Work to complete: Identify every line in the records below that contains the word "digital", and reproduce each one.

Provided information:
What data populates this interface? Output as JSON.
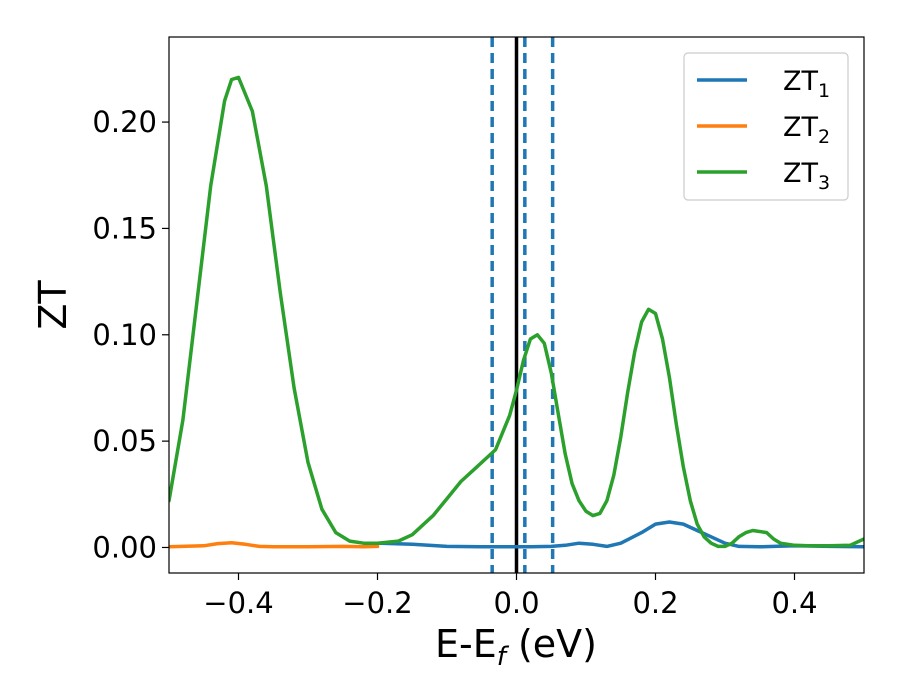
{
  "chart_data": {
    "type": "line",
    "xlabel": {
      "main": "E-E",
      "sub": "f",
      "unit": " (eV)"
    },
    "ylabel": "ZT",
    "xlim": [
      -0.5,
      0.5
    ],
    "ylim": [
      -0.012,
      0.24
    ],
    "x_ticks": [
      {
        "v": -0.4,
        "label": "−0.4"
      },
      {
        "v": -0.2,
        "label": "−0.2"
      },
      {
        "v": 0.0,
        "label": "0.0"
      },
      {
        "v": 0.2,
        "label": "0.2"
      },
      {
        "v": 0.4,
        "label": "0.4"
      }
    ],
    "y_ticks": [
      {
        "v": 0.0,
        "label": "0.00"
      },
      {
        "v": 0.05,
        "label": "0.05"
      },
      {
        "v": 0.1,
        "label": "0.10"
      },
      {
        "v": 0.15,
        "label": "0.15"
      },
      {
        "v": 0.2,
        "label": "0.20"
      }
    ],
    "legend_position": "top-right",
    "series": [
      {
        "name": {
          "main": "ZT",
          "sub": "1"
        },
        "color": "#1f77b4",
        "x": [
          -0.2,
          -0.15,
          -0.1,
          -0.05,
          0.0,
          0.02,
          0.05,
          0.07,
          0.09,
          0.11,
          0.13,
          0.15,
          0.18,
          0.2,
          0.22,
          0.24,
          0.26,
          0.28,
          0.3,
          0.32,
          0.35,
          0.4,
          0.45,
          0.5
        ],
        "values": [
          0.002,
          0.0015,
          0.0005,
          0.0003,
          0.0003,
          0.0003,
          0.0005,
          0.001,
          0.002,
          0.0015,
          0.0005,
          0.002,
          0.007,
          0.011,
          0.012,
          0.011,
          0.008,
          0.005,
          0.002,
          0.0005,
          0.0003,
          0.0008,
          0.0005,
          0.0003
        ]
      },
      {
        "name": {
          "main": "ZT",
          "sub": "2"
        },
        "color": "#ff7f0e",
        "x": [
          -0.5,
          -0.45,
          -0.43,
          -0.41,
          -0.39,
          -0.37,
          -0.35,
          -0.3,
          -0.25,
          -0.22,
          -0.2
        ],
        "values": [
          0.0003,
          0.0008,
          0.0018,
          0.0022,
          0.0015,
          0.0005,
          0.0003,
          0.0003,
          0.0005,
          0.0003,
          0.0005
        ]
      },
      {
        "name": {
          "main": "ZT",
          "sub": "3"
        },
        "color": "#2ca02c",
        "x": [
          -0.5,
          -0.48,
          -0.46,
          -0.44,
          -0.42,
          -0.41,
          -0.4,
          -0.38,
          -0.36,
          -0.34,
          -0.32,
          -0.3,
          -0.28,
          -0.26,
          -0.24,
          -0.22,
          -0.2,
          -0.17,
          -0.15,
          -0.12,
          -0.1,
          -0.08,
          -0.06,
          -0.04,
          -0.03,
          -0.02,
          -0.01,
          0.0,
          0.01,
          0.02,
          0.03,
          0.04,
          0.05,
          0.06,
          0.07,
          0.08,
          0.09,
          0.1,
          0.11,
          0.12,
          0.13,
          0.14,
          0.15,
          0.16,
          0.17,
          0.18,
          0.19,
          0.2,
          0.21,
          0.22,
          0.23,
          0.24,
          0.25,
          0.26,
          0.27,
          0.28,
          0.29,
          0.3,
          0.31,
          0.32,
          0.33,
          0.34,
          0.36,
          0.37,
          0.38,
          0.4,
          0.42,
          0.45,
          0.48,
          0.5
        ],
        "values": [
          0.022,
          0.06,
          0.115,
          0.17,
          0.21,
          0.22,
          0.221,
          0.205,
          0.17,
          0.12,
          0.075,
          0.04,
          0.018,
          0.007,
          0.003,
          0.002,
          0.002,
          0.003,
          0.006,
          0.015,
          0.023,
          0.031,
          0.037,
          0.043,
          0.046,
          0.054,
          0.062,
          0.074,
          0.088,
          0.098,
          0.1,
          0.096,
          0.082,
          0.063,
          0.044,
          0.03,
          0.022,
          0.017,
          0.015,
          0.016,
          0.022,
          0.034,
          0.052,
          0.073,
          0.092,
          0.106,
          0.112,
          0.11,
          0.098,
          0.08,
          0.058,
          0.038,
          0.022,
          0.011,
          0.005,
          0.002,
          0.0005,
          0.0005,
          0.002,
          0.005,
          0.007,
          0.008,
          0.007,
          0.004,
          0.002,
          0.001,
          0.0008,
          0.0008,
          0.001,
          0.004
        ]
      }
    ],
    "vlines": [
      {
        "x": 0.0,
        "style": "solid",
        "color": "#000000"
      },
      {
        "x": -0.035,
        "style": "dashed",
        "color": "#1f77b4"
      },
      {
        "x": 0.012,
        "style": "dashed",
        "color": "#1f77b4"
      },
      {
        "x": 0.052,
        "style": "dashed",
        "color": "#1f77b4"
      }
    ]
  }
}
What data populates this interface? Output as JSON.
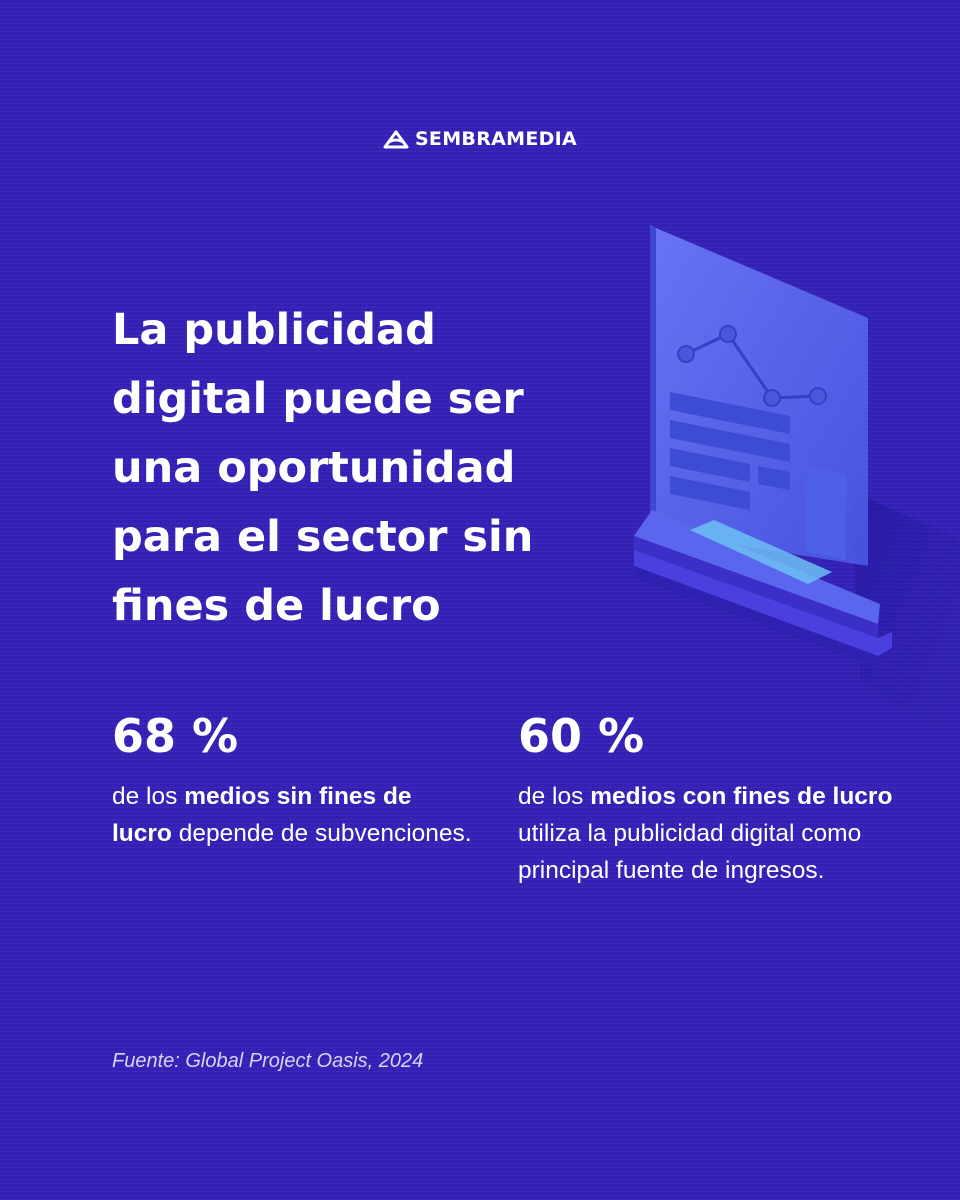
{
  "brand": {
    "name": "SEMBRAMEDIA",
    "logo_icon": "sembramedia-logo-icon"
  },
  "headline": {
    "lines": [
      "La publicidad",
      "digital puede ser",
      "una oportunidad",
      "para el sector sin",
      "fines de lucro"
    ]
  },
  "illustration": {
    "icon": "monitor-chart-illustration",
    "colors": {
      "panel": "#5a6af0",
      "accent": "#6cc0f5",
      "base": "#4a40e0"
    }
  },
  "stats": [
    {
      "value": "68 %",
      "text_before": "de los ",
      "text_bold": "medios sin fines de lucro",
      "text_after": " depende de subvenciones."
    },
    {
      "value": "60 %",
      "text_before": "de los ",
      "text_bold": "medios con fines de lucro",
      "text_after": " utiliza la publicidad digital como principal fuente de ingresos."
    }
  ],
  "source": "Fuente: Global Project Oasis, 2024",
  "colors": {
    "background": "#3422b8",
    "text": "#ffffff"
  }
}
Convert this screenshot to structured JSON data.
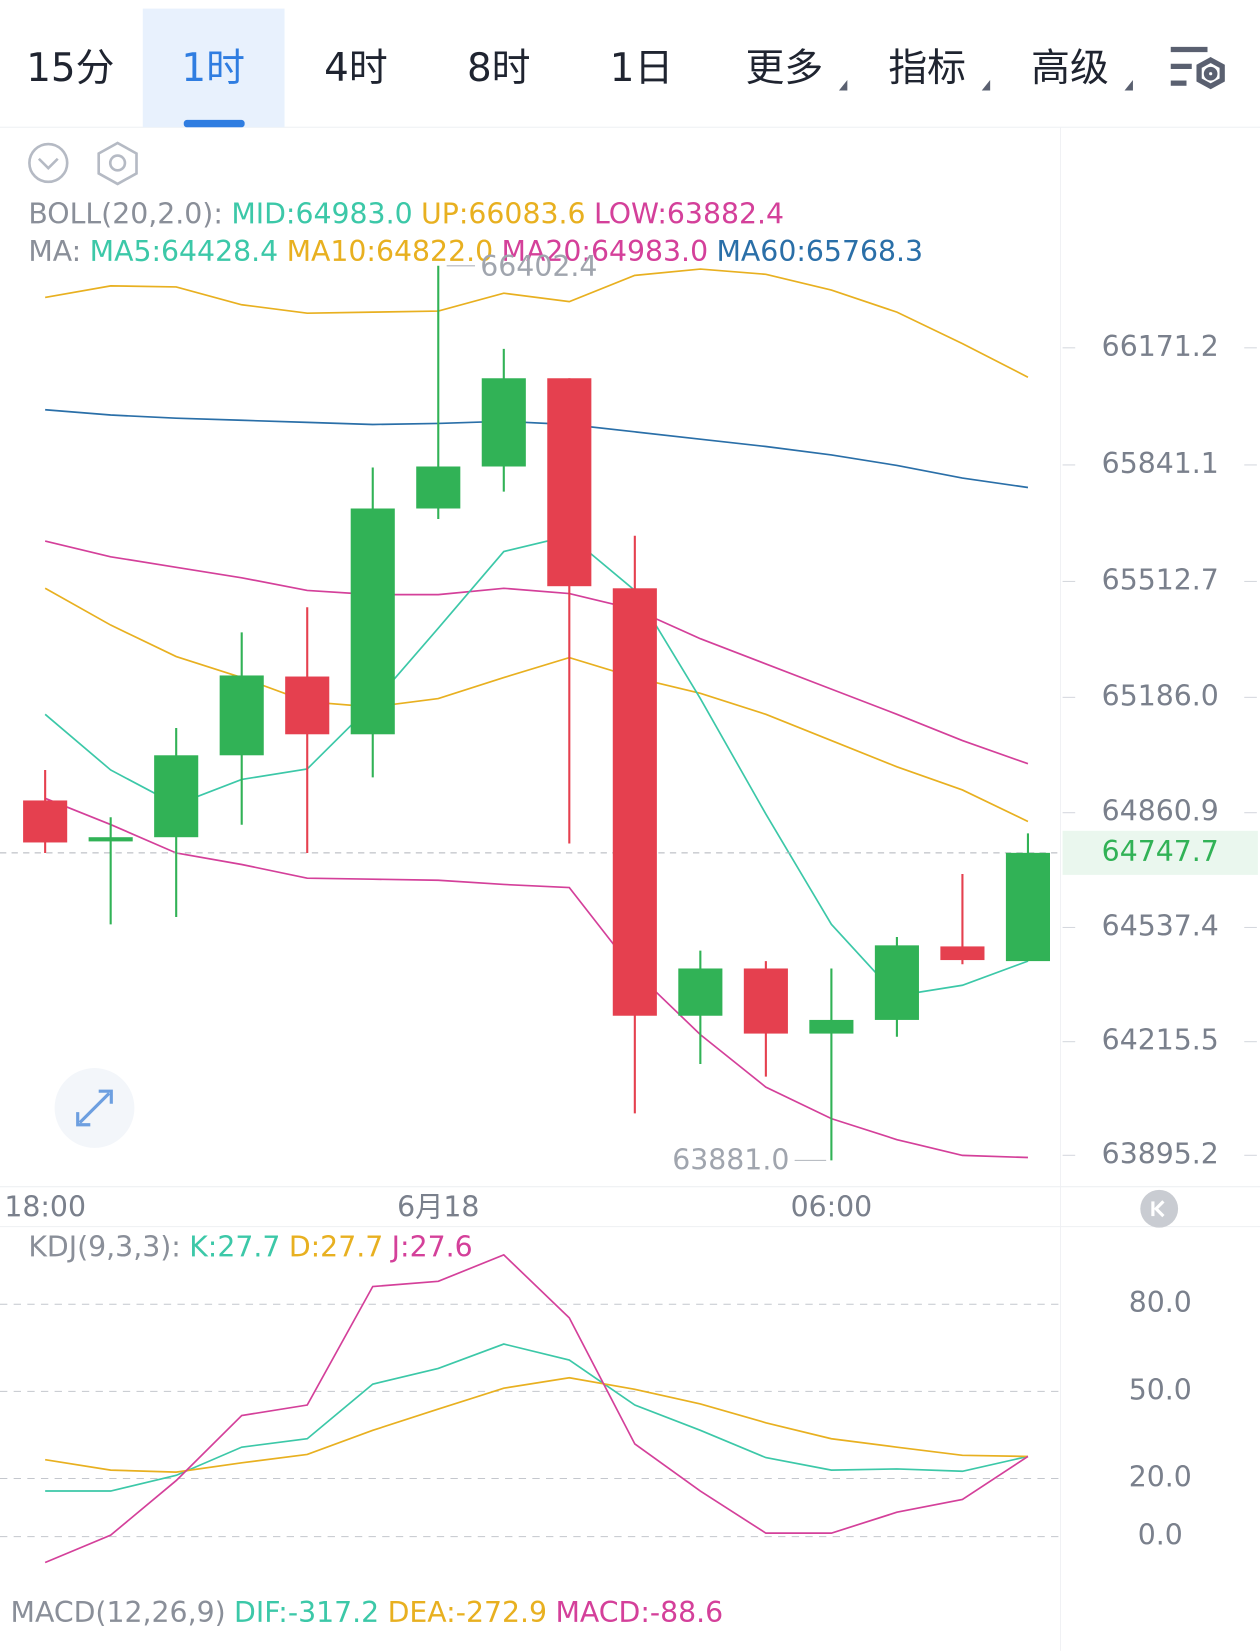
{
  "tabs": {
    "active": 1,
    "items": [
      {
        "label": "15分",
        "dropdown": false
      },
      {
        "label": "1时",
        "dropdown": false
      },
      {
        "label": "4时",
        "dropdown": false
      },
      {
        "label": "8时",
        "dropdown": false
      },
      {
        "label": "1日",
        "dropdown": false
      },
      {
        "label": "更多",
        "dropdown": true
      },
      {
        "label": "指标",
        "dropdown": true
      },
      {
        "label": "高级",
        "dropdown": true
      }
    ]
  },
  "chart_data": [
    {
      "type": "candlestick",
      "categories": [
        "18:00",
        null,
        null,
        null,
        null,
        null,
        "6月18",
        null,
        null,
        null,
        null,
        null,
        "06:00",
        null,
        null,
        null
      ],
      "open": [
        64895.4,
        64780.0,
        64791.8,
        65022.7,
        65244.7,
        65081.9,
        65718.3,
        65836.7,
        66085.4,
        65493.4,
        64288.6,
        64421.8,
        64238.3,
        64276.8,
        64484.0,
        64442.6
      ],
      "high": [
        64981.3,
        64848.0,
        65099.7,
        65369.0,
        65440.1,
        65833.8,
        66402.4,
        66168.2,
        66085.4,
        65641.4,
        64472.2,
        64442.6,
        64421.8,
        64510.6,
        64688.2,
        64802.6
      ],
      "low": [
        64747.4,
        64546.0,
        64566.9,
        64827.0,
        64747.4,
        64960.6,
        65688.7,
        65765.7,
        64774.1,
        64013.4,
        64152.5,
        64117.0,
        63881.0,
        64229.4,
        64433.7,
        64442.6
      ],
      "close": [
        64777.0,
        64791.8,
        65022.7,
        65247.7,
        65081.9,
        65718.3,
        65836.7,
        66085.4,
        65499.3,
        64288.6,
        64421.8,
        64238.3,
        64276.8,
        64487.0,
        64445.5,
        64747.7
      ],
      "up_color": "#31b256",
      "down_color": "#e5404f",
      "ylim": [
        63860,
        66420
      ],
      "yticks": [
        66171.2,
        65841.1,
        {
          "value": 65512.7,
          "label": "65512.7"
        },
        {
          "value": 65186.0,
          "label": "65186.0"
        },
        64860.9,
        64537.4,
        64215.5,
        63895.2
      ],
      "last_price": 64747.7,
      "high_label": "66402.4",
      "low_label": "63881.0",
      "legends": [
        {
          "items": [
            {
              "text": "BOLL(20,2.0):",
              "color": "#8a8f99"
            },
            {
              "text": "MID:64983.0",
              "color": "#3cc8a8"
            },
            {
              "text": "UP:66083.6",
              "color": "#e8b020"
            },
            {
              "text": "LOW:63882.4",
              "color": "#d4409a"
            }
          ]
        },
        {
          "items": [
            {
              "text": "MA:",
              "color": "#8a8f99"
            },
            {
              "text": "MA5:64428.4",
              "color": "#3cc8a8"
            },
            {
              "text": "MA10:64822.0",
              "color": "#e8b020"
            },
            {
              "text": "MA20:64983.0",
              "color": "#d4409a"
            },
            {
              "text": "MA60:65768.3",
              "color": "#2a6fa8"
            }
          ]
        }
      ],
      "series": [
        {
          "color": "#e8b020",
          "values": [
            66313.3,
            66345.8,
            66342.9,
            66292.6,
            66268.9,
            66271.8,
            66274.8,
            66325.1,
            66301.4,
            66375.4,
            66393.2,
            66378.4,
            66334.0,
            66271.8,
            66183.0,
            66088.3
          ]
        },
        {
          "color": "#d4409a",
          "values": [
            65626.6,
            65582.2,
            65552.6,
            65523.0,
            65487.4,
            65475.6,
            65475.6,
            65493.4,
            65478.6,
            65434.2,
            65351.3,
            65280.2,
            65209.2,
            65138.2,
            65064.2,
            64999.0
          ]
        },
        {
          "color": "#d4409a",
          "values": [
            64901.4,
            64827.4,
            64747.4,
            64714.9,
            64676.4,
            64673.4,
            64670.5,
            64658.6,
            64649.8,
            64413.0,
            64235.4,
            64087.4,
            63998.6,
            63939.4,
            63895.0,
            63889.0
          ]
        },
        {
          "color": "#e8b020",
          "values": [
            65493.4,
            65389.8,
            65301.0,
            65241.8,
            65173.7,
            65158.9,
            65182.6,
            65241.8,
            65298.0,
            65241.8,
            65197.4,
            65138.2,
            65064.2,
            64990.2,
            64925.0,
            64836.2
          ]
        },
        {
          "color": "#3cc8a8",
          "values": [
            65138.2,
            64981.3,
            64883.6,
            64954.6,
            64984.2,
            65167.8,
            65380.9,
            65597.0,
            65641.4,
            65487.4,
            65182.6,
            64857.0,
            64546.2,
            64344.9,
            64374.5,
            64442.6
          ]
        },
        {
          "color": "#2a6fa8",
          "values": [
            65996.6,
            65981.8,
            65972.9,
            65967.0,
            65961.0,
            65955.1,
            65958.1,
            65964.0,
            65955.1,
            65934.4,
            65913.7,
            65893.0,
            65869.3,
            65839.7,
            65804.2,
            65777.5
          ]
        }
      ]
    },
    {
      "type": "line",
      "ylim": [
        -18.7,
        104.2
      ],
      "yticks": [
        {
          "value": 80,
          "label": "80.0"
        },
        {
          "value": 50,
          "label": "50.0"
        },
        {
          "value": 20,
          "label": "20.0"
        },
        {
          "value": 0,
          "label": "0.0"
        }
      ],
      "grid": true,
      "legends": [
        {
          "items": [
            {
              "text": "KDJ(9,3,3):",
              "color": "#8a8f99"
            },
            {
              "text": "K:27.7",
              "color": "#3cc8a8"
            },
            {
              "text": "D:27.7",
              "color": "#e8b020"
            },
            {
              "text": "J:27.6",
              "color": "#d4409a"
            }
          ]
        }
      ],
      "series": [
        {
          "color": "#3cc8a8",
          "values": [
            15.7,
            15.7,
            21.1,
            30.8,
            33.7,
            52.5,
            57.9,
            66.3,
            60.8,
            45.3,
            36.6,
            27.2,
            22.9,
            23.3,
            22.5,
            27.6
          ]
        },
        {
          "color": "#e8b020",
          "values": [
            26.5,
            22.9,
            22.2,
            25.4,
            28.3,
            36.6,
            43.9,
            51.1,
            54.7,
            50.7,
            45.7,
            39.2,
            33.7,
            30.8,
            28.0,
            27.6
          ]
        },
        {
          "color": "#d4409a",
          "values": [
            -8.9,
            0.5,
            19.3,
            41.7,
            45.3,
            86.1,
            87.9,
            97.0,
            75.3,
            31.9,
            15.7,
            1.2,
            1.2,
            8.4,
            12.8,
            27.6
          ]
        }
      ]
    },
    {
      "type": "legend",
      "legends": [
        {
          "items": [
            {
              "text": "MACD(12,26,9)",
              "color": "#8a8f99"
            },
            {
              "text": "DIF:-317.2",
              "color": "#3cc8a8"
            },
            {
              "text": "DEA:-272.9",
              "color": "#e8b020"
            },
            {
              "text": "MACD:-88.6",
              "color": "#d4409a"
            }
          ]
        }
      ]
    }
  ]
}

Full solution:
      "digital puede ser",
      "text_after": " utiliza la publicidad digital como principal fuente de ingresos."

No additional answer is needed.